THE EXERCISE
Scan the data beneath this task and copy each line that includes "المعجمة".

☆ ☆ ☆ ☆ ☆

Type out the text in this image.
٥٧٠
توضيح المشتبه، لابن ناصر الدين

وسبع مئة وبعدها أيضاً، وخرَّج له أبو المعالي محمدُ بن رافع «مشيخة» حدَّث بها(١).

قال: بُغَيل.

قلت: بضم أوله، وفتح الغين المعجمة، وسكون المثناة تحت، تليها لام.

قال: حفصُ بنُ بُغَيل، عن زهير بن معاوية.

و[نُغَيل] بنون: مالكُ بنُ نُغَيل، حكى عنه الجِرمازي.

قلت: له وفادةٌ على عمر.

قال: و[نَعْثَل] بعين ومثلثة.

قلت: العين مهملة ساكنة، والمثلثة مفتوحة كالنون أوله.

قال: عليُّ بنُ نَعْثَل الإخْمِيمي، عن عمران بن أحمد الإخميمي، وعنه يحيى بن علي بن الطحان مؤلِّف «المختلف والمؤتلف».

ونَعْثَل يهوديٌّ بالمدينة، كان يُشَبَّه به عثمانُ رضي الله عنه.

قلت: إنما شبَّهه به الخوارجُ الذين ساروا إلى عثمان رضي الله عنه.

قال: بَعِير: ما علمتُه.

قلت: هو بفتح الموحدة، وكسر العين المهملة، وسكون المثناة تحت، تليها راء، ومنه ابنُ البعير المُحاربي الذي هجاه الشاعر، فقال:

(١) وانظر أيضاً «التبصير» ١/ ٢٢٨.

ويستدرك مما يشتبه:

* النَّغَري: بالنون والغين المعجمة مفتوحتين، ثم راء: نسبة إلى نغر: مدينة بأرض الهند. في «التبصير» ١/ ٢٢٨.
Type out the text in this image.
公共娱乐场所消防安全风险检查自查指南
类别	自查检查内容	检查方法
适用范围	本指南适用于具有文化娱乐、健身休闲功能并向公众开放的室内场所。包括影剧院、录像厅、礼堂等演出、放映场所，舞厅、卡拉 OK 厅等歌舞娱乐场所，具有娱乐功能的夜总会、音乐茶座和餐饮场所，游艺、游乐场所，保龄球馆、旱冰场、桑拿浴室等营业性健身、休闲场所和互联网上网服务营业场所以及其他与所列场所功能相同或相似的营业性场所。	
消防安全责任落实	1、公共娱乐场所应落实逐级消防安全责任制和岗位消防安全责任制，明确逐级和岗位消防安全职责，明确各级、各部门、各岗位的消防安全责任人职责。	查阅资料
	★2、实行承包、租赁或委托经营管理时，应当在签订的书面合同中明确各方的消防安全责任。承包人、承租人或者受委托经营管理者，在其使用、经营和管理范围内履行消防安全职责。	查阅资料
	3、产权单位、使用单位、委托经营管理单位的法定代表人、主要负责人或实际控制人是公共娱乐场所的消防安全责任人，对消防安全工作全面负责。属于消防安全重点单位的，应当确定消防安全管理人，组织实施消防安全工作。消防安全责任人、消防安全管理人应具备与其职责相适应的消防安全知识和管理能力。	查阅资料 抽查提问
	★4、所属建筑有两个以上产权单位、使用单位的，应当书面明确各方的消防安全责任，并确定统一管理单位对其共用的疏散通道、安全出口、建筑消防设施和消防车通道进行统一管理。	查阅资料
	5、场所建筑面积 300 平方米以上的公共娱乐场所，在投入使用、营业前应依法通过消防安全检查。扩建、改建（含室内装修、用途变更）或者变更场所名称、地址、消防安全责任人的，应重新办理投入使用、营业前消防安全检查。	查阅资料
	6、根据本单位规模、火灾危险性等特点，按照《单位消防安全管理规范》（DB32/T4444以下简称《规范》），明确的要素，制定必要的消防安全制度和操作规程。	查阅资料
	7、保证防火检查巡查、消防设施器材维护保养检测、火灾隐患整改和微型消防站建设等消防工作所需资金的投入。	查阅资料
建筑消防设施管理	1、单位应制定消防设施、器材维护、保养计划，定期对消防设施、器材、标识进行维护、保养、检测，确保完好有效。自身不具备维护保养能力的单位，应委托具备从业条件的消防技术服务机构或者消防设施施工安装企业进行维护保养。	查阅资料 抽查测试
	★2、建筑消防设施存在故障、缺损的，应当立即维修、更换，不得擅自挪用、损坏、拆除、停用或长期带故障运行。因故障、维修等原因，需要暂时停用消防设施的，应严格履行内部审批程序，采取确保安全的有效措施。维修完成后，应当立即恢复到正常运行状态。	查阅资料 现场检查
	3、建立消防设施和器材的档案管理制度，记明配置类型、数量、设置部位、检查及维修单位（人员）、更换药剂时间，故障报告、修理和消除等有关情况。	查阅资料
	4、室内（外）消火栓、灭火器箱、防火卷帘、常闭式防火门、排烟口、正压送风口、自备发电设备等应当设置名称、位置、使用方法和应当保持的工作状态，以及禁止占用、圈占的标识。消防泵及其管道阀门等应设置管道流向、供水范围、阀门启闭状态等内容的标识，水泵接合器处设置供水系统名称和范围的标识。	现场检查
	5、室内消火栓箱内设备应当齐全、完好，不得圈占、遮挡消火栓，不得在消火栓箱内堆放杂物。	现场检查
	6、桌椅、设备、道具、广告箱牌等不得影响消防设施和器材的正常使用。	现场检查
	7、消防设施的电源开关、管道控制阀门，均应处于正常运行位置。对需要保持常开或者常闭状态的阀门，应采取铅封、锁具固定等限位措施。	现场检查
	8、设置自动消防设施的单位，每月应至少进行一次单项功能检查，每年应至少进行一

☆ ☆ ☆ ☆ ☆

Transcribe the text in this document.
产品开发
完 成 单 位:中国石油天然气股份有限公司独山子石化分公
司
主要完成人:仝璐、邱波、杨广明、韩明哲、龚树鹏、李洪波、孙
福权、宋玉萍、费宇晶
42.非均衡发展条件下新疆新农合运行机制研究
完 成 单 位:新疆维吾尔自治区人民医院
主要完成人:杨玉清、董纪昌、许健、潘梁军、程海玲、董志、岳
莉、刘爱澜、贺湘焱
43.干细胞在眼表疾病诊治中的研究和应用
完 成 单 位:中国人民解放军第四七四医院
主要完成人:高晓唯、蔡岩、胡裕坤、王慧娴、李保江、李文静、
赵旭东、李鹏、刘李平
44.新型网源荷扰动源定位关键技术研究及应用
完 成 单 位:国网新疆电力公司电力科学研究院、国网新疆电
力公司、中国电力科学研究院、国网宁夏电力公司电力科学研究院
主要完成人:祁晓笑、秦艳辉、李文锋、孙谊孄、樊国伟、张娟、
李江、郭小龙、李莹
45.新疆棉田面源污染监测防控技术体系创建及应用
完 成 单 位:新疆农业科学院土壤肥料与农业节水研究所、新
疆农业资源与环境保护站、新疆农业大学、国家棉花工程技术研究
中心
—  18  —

☆ ☆ ☆ ☆ ☆

REPLY
قلت: بضم أوله، وفتح الغين المعجمة، وسكون المثناة تحت، تليها لام.
* النَّغَري: بالنون والغين المعجمة مفتوحتين، ثم راء: نسبة إلى نغر: مدينة بأرض الهند. في «التبصير» ١/ ٢٢٨.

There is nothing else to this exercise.